SET TASK: Gather every line in the records below that contains the word "Monat".

RECORDS SHOWN:
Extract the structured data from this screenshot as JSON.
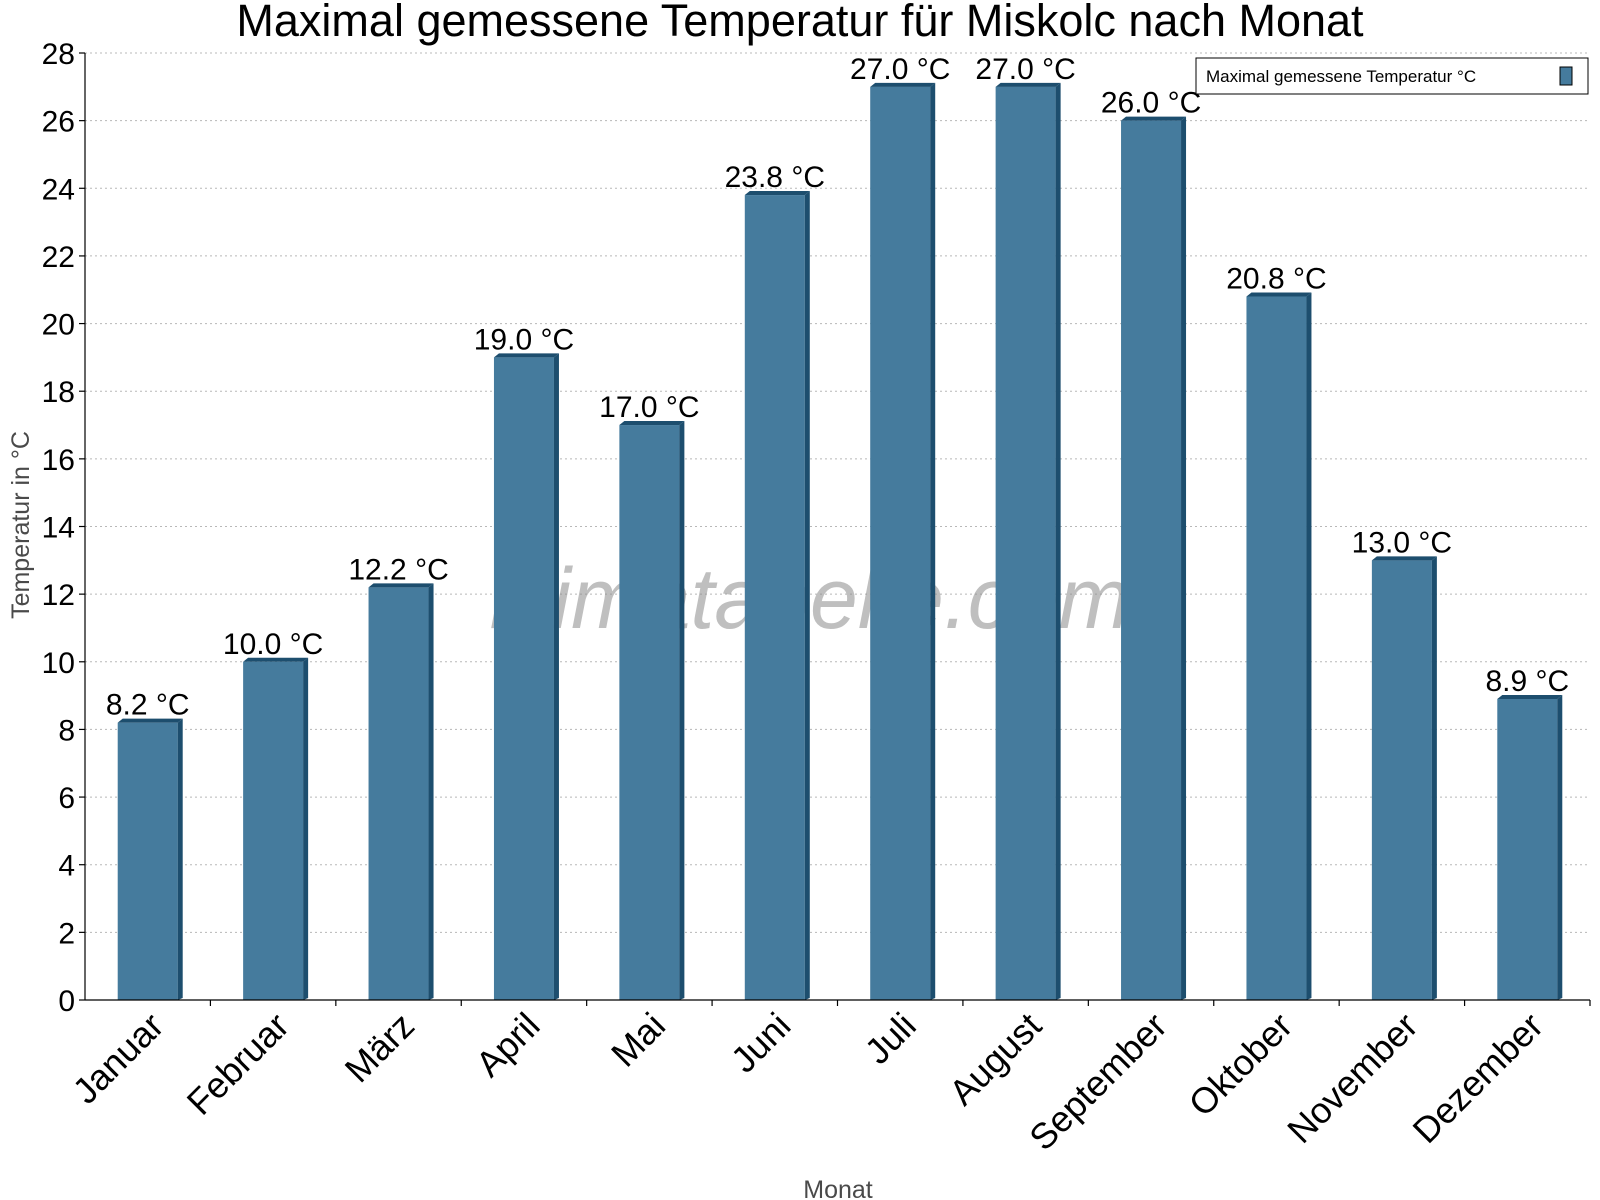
{
  "chart_data": {
    "type": "bar",
    "title": "Maximal gemessene Temperatur für Miskolc nach Monat",
    "xlabel": "Monat",
    "ylabel": "Temperatur in °C",
    "categories": [
      "Januar",
      "Februar",
      "März",
      "April",
      "Mai",
      "Juni",
      "Juli",
      "August",
      "September",
      "Oktober",
      "November",
      "Dezember"
    ],
    "series": [
      {
        "name": "Maximal gemessene Temperatur °C",
        "values": [
          8.2,
          10.0,
          12.2,
          19.0,
          17.0,
          23.8,
          27.0,
          27.0,
          26.0,
          20.8,
          13.0,
          8.9
        ],
        "labels": [
          "8.2 °C",
          "10.0 °C",
          "12.2 °C",
          "19.0 °C",
          "17.0 °C",
          "23.8 °C",
          "27.0 °C",
          "27.0 °C",
          "26.0 °C",
          "20.8 °C",
          "13.0 °C",
          "8.9 °C"
        ],
        "color": "#457b9d",
        "edge_color": "#1d4e6e"
      }
    ],
    "ylim": [
      0,
      28
    ],
    "yticks": [
      0,
      2,
      4,
      6,
      8,
      10,
      12,
      14,
      16,
      18,
      20,
      22,
      24,
      26,
      28
    ],
    "grid": true,
    "legend_position": "top-right"
  },
  "watermark": "klimatabelle.com"
}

WRITTEN RESPONSE:
    "title": "Maximal gemessene Temperatur für Miskolc nach Monat",
    "xlabel": "Monat",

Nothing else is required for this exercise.